* _Problem to solve_: Check every line of the material below for "title". Give the number of lines that have it, and only that.

* _Extracted records_:

********

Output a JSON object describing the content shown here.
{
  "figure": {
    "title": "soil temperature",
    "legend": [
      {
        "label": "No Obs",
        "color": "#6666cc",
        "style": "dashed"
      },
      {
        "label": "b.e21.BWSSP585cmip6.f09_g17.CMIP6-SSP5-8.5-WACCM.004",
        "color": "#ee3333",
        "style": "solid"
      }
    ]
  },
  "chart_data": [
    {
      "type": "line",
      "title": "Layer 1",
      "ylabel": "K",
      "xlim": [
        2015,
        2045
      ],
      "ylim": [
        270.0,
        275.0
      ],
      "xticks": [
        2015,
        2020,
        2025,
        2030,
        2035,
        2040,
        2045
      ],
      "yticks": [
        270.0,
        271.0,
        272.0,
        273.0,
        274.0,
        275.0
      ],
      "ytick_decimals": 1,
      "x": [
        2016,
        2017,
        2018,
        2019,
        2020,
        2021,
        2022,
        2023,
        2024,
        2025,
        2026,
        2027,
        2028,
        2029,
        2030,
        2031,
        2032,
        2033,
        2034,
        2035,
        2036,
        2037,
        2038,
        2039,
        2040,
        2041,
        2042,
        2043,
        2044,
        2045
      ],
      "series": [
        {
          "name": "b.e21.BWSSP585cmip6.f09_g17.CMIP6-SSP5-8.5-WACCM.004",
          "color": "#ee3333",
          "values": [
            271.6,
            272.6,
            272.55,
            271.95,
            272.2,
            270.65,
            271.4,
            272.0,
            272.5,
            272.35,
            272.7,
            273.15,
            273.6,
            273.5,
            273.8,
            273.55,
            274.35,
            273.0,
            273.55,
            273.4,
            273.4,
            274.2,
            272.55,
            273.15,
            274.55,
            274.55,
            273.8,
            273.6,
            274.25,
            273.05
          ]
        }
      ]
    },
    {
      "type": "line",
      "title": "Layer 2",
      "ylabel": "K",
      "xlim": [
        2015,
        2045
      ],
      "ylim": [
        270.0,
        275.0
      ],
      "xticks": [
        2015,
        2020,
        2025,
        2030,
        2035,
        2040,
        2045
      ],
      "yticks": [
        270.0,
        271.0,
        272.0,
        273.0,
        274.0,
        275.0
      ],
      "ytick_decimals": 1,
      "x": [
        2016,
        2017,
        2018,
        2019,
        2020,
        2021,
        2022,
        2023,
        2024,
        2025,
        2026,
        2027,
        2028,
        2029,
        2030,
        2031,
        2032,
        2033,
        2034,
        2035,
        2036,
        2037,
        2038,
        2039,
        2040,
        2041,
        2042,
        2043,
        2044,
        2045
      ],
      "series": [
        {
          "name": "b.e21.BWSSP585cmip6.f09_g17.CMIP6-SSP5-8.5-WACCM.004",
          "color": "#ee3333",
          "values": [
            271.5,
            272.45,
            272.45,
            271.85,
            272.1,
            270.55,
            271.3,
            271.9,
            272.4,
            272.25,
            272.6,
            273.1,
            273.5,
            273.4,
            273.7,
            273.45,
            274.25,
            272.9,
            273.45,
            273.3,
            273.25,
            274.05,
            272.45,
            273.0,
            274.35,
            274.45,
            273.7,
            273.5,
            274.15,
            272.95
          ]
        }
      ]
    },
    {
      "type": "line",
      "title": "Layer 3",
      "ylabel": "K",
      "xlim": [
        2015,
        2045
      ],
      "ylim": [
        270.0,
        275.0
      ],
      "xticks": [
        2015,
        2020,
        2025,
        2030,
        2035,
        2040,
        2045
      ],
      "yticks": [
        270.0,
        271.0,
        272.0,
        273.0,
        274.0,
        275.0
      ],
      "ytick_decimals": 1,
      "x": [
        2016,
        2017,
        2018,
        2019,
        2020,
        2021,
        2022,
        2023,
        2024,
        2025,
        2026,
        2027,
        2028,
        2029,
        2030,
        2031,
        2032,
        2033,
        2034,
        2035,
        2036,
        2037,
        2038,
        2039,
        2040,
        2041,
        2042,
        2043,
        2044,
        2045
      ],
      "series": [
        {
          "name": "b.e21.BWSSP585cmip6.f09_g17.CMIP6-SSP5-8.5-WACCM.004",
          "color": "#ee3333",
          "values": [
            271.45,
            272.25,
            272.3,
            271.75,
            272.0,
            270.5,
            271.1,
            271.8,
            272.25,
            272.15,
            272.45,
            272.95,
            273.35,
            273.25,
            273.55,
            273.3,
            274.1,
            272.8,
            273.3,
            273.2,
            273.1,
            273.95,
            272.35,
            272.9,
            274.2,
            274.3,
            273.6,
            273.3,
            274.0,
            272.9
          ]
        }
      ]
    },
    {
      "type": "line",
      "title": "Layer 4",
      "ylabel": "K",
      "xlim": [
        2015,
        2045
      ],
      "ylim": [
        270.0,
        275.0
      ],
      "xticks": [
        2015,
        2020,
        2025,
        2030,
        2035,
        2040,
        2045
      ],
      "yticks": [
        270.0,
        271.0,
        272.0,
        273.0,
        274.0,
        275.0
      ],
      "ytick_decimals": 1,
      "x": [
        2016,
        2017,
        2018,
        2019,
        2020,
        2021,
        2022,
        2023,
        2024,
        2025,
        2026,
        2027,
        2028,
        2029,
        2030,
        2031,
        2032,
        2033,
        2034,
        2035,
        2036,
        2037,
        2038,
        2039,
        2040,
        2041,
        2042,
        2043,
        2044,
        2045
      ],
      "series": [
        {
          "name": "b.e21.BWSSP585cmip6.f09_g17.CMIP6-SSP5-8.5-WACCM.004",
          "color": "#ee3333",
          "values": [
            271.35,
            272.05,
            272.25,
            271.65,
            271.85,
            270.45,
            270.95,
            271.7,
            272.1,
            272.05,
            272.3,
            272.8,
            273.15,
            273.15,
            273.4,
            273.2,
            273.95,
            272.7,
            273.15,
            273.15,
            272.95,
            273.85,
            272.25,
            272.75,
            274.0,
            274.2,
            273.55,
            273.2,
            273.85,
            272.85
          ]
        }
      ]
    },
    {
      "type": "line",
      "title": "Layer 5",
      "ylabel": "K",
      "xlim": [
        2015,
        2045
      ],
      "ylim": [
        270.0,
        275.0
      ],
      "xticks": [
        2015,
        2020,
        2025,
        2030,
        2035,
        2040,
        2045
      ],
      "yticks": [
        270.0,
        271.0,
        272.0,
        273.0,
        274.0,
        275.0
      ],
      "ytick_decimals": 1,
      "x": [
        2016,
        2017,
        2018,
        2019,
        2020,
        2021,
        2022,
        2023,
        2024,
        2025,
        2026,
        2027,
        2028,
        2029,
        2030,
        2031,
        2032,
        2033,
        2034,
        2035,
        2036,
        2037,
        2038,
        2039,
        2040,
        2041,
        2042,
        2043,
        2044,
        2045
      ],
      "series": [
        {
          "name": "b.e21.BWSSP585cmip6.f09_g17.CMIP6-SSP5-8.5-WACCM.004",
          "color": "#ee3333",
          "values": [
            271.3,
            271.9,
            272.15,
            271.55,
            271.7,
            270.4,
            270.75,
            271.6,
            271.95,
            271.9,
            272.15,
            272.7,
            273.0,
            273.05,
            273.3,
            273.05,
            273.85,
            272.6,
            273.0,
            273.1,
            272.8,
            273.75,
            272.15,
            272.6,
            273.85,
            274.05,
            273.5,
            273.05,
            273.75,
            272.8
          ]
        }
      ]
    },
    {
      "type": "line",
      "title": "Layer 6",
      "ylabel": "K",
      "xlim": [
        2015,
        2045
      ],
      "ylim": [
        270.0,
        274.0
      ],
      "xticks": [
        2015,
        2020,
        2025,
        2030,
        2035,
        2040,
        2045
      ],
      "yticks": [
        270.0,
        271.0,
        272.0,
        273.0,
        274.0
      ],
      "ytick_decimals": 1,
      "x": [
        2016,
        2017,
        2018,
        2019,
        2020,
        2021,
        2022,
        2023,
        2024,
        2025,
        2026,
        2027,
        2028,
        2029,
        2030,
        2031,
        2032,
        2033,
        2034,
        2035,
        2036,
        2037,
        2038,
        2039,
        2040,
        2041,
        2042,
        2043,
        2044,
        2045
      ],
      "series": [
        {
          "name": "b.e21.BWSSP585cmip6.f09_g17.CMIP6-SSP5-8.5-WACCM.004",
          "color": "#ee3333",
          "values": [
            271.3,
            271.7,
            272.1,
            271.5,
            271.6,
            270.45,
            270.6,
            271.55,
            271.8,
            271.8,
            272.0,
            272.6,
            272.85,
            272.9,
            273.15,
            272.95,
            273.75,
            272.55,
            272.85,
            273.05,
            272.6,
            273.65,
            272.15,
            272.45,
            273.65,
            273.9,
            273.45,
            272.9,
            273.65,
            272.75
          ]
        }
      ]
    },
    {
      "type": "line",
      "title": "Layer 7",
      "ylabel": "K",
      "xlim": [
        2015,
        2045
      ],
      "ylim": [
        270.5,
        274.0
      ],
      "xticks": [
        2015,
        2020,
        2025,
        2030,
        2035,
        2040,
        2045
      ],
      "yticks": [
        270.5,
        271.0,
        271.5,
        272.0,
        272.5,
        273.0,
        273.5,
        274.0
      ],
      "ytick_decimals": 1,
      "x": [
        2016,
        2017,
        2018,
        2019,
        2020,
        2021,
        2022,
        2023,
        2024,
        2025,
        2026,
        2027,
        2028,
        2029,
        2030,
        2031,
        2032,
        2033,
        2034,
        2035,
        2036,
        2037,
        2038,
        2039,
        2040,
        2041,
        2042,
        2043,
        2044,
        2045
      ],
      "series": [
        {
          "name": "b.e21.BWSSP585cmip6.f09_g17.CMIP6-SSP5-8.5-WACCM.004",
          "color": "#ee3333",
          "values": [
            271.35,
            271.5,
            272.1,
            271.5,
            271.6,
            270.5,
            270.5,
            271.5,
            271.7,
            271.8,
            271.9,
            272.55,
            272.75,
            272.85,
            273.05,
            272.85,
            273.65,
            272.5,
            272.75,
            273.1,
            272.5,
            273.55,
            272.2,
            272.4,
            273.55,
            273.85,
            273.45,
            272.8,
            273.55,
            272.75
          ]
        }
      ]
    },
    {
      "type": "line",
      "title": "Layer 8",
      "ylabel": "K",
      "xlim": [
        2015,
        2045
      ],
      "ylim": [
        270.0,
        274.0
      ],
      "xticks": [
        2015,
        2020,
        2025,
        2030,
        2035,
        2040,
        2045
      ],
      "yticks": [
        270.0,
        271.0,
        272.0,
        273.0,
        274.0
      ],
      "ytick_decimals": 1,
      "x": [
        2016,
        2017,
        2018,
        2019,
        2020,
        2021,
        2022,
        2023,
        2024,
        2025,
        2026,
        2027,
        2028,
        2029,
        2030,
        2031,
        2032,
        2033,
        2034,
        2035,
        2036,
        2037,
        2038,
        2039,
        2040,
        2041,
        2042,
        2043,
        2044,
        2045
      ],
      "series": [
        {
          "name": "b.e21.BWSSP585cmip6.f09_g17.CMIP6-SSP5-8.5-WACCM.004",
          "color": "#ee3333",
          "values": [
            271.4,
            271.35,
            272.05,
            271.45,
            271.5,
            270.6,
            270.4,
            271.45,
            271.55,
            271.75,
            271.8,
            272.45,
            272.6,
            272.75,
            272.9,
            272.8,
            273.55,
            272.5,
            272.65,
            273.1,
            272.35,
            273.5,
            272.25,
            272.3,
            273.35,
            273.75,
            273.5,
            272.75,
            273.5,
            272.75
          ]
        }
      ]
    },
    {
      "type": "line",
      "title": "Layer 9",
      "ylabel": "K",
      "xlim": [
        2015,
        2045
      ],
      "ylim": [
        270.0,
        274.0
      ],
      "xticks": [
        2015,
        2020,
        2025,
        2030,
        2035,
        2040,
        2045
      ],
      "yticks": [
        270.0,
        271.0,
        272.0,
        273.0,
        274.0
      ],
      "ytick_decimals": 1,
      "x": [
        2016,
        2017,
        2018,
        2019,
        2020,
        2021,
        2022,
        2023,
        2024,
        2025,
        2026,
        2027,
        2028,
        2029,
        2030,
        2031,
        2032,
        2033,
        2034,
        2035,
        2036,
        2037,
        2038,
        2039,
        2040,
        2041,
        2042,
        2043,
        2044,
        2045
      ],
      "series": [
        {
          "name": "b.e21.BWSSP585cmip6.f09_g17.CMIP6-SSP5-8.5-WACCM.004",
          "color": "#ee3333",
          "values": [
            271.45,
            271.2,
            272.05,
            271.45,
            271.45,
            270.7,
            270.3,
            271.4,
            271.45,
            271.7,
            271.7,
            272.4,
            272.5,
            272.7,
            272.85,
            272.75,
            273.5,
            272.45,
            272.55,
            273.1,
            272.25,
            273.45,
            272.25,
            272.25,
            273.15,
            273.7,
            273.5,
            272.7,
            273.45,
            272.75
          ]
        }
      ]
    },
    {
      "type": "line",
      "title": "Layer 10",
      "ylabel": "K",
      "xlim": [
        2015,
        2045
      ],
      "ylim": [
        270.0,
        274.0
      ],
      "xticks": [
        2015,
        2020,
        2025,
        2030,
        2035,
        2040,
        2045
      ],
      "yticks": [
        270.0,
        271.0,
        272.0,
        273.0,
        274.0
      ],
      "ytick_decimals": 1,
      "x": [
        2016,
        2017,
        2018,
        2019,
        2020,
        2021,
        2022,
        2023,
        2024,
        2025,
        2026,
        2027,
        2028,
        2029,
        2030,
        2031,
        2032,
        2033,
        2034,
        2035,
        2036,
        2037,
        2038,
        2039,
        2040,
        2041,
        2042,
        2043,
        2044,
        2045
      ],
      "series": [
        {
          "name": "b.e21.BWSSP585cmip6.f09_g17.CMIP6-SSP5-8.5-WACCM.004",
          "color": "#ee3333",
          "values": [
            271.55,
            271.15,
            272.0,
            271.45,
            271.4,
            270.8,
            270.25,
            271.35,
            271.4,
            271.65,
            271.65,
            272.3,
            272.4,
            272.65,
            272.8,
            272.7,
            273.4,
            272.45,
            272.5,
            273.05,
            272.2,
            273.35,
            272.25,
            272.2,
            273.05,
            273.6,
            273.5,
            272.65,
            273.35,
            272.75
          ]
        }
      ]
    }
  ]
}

********

* _Answer in full_: 11